Reproduce the listing below word for word, with no pictures.
======== EXERCISE INPUTS
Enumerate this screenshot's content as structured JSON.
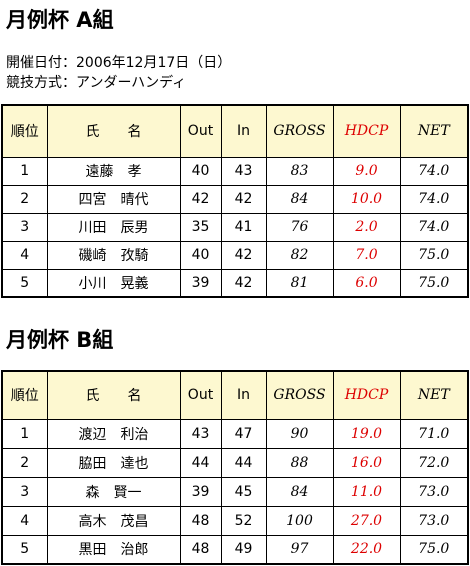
{
  "sections": [
    {
      "title": "月例杯 A組",
      "info": [
        "開催日付：2006年12月17日（日）",
        "競技方式：アンダーハンディ"
      ],
      "table": {
        "header": [
          "順位",
          "氏　　名",
          "Out",
          "In",
          "GROSS",
          "HDCP",
          "NET"
        ],
        "rows": [
          [
            "1",
            "遠藤　孝",
            "40",
            "43",
            "83",
            "9.0",
            "74.0"
          ],
          [
            "2",
            "四宮　晴代",
            "42",
            "42",
            "84",
            "10.0",
            "74.0"
          ],
          [
            "3",
            "川田　辰男",
            "35",
            "41",
            "76",
            "2.0",
            "74.0"
          ],
          [
            "4",
            "磯崎　孜騎",
            "40",
            "42",
            "82",
            "7.0",
            "75.0"
          ],
          [
            "5",
            "小川　晃義",
            "39",
            "42",
            "81",
            "6.0",
            "75.0"
          ]
        ]
      }
    },
    {
      "title": "月例杯 B組",
      "table": {
        "header": [
          "順位",
          "氏　　名",
          "Out",
          "In",
          "GROSS",
          "HDCP",
          "NET"
        ],
        "rows": [
          [
            "1",
            "渡辺　利治",
            "43",
            "47",
            "90",
            "19.0",
            "71.0"
          ],
          [
            "2",
            "脇田　達也",
            "44",
            "44",
            "88",
            "16.0",
            "72.0"
          ],
          [
            "3",
            "森　賢一",
            "39",
            "45",
            "84",
            "11.0",
            "73.0"
          ],
          [
            "4",
            "高木　茂昌",
            "48",
            "52",
            "100",
            "27.0",
            "73.0"
          ],
          [
            "5",
            "黒田　治郎",
            "48",
            "49",
            "97",
            "22.0",
            "75.0"
          ]
        ]
      }
    }
  ]
}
================
#### WRITTEN ANSWER
Enumerate this screenshot's content as structured JSON.
{
  "sections": [
    {
      "title": "月例杯 A組",
      "info": [
        "開催日付：2006年12月17日（日）",
        "競技方式：アンダーハンディ"
      ],
      "table": {
        "header": [
          "順位",
          "氏　　名",
          "Out",
          "In",
          "GROSS",
          "HDCP",
          "NET"
        ],
        "rows": [
          [
            "1",
            "遠藤　孝",
            "40",
            "43",
            "83",
            "9.0",
            "74.0"
          ],
          [
            "2",
            "四宮　晴代",
            "42",
            "42",
            "84",
            "10.0",
            "74.0"
          ],
          [
            "3",
            "川田　辰男",
            "35",
            "41",
            "76",
            "2.0",
            "74.0"
          ],
          [
            "4",
            "磯崎　孜騎",
            "40",
            "42",
            "82",
            "7.0",
            "75.0"
          ],
          [
            "5",
            "小川　晃義",
            "39",
            "42",
            "81",
            "6.0",
            "75.0"
          ]
        ]
      }
    },
    {
      "title": "月例杯 B組",
      "table": {
        "header": [
          "順位",
          "氏　　名",
          "Out",
          "In",
          "GROSS",
          "HDCP",
          "NET"
        ],
        "rows": [
          [
            "1",
            "渡辺　利治",
            "43",
            "47",
            "90",
            "19.0",
            "71.0"
          ],
          [
            "2",
            "脇田　達也",
            "44",
            "44",
            "88",
            "16.0",
            "72.0"
          ],
          [
            "3",
            "森　賢一",
            "39",
            "45",
            "84",
            "11.0",
            "73.0"
          ],
          [
            "4",
            "高木　茂昌",
            "48",
            "52",
            "100",
            "27.0",
            "73.0"
          ],
          [
            "5",
            "黒田　治郎",
            "48",
            "49",
            "97",
            "22.0",
            "75.0"
          ]
        ]
      }
    }
  ]
}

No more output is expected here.